## WHAT YOU HAVE TO DO
Each entry below is to be extracted exactly.

(Recorded data)
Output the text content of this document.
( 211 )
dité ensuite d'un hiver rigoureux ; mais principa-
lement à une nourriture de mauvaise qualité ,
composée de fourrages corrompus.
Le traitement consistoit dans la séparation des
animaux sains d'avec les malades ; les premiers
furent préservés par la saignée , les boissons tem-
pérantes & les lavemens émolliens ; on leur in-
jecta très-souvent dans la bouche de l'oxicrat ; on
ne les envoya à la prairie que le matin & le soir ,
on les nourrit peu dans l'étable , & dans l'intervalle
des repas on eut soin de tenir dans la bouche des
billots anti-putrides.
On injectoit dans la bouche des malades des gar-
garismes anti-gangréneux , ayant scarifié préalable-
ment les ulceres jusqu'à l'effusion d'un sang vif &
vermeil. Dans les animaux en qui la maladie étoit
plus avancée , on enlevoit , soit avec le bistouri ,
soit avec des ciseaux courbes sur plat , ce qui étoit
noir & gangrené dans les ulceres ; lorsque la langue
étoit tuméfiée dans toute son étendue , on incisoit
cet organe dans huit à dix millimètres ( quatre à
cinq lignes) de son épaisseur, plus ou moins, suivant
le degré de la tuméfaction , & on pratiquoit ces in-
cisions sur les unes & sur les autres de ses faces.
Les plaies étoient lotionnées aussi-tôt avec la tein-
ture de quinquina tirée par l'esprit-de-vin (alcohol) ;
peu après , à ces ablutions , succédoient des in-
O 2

## RESULT BELOW
Output the text content of this document.
( 211 )
dité ensuite d'un hiver rigoureux ; mais principa-
lement à une nourriture de mauvaise qualité ,
composée de fourrages corrompus.
Le traitement consistoit dans la séparation des
animaux sains d'avec les malades ; les premiers
furent préservés par la saignée , les boissons tem-
pérantes & les lavemens émolliens ; on leur in-
jecta très-souvent dans la bouche de l'oxicrat ; on
ne les envoya à la prairie que le matin & le soir ,
on les nourrit peu dans l'étable , & dans l'intervalle
des repas on eut soin de tenir dans la bouche des
billots anti-putrides.
On injectoit dans la bouche des malades des gar-
garismes anti-gangréneux , ayant scarifié préalable-
ment les ulceres jusqu'à l'effusion d'un sang vif &
vermeil. Dans les animaux en qui la maladie étoit
plus avancée , on enlevoit , soit avec le bistouri ,
soit avec des ciseaux courbes sur plat , ce qui étoit
noir & gangrené dans les ulceres ; lorsque la langue
étoit tuméfiée dans toute son étendue , on incisoit
cet organe dans huit à dix millimètres ( quatre à
cinq lignes) de son épaisseur, plus ou moins, suivant
le degré de la tuméfaction , & on pratiquoit ces in-
cisions sur les unes & sur les autres de ses faces.
Les plaies étoient lotionnées aussi-tôt avec la tein-
ture de quinquina tirée par l'esprit-de-vin (alcohol) ;
peu après , à ces ablutions , succédoient des in-
O 2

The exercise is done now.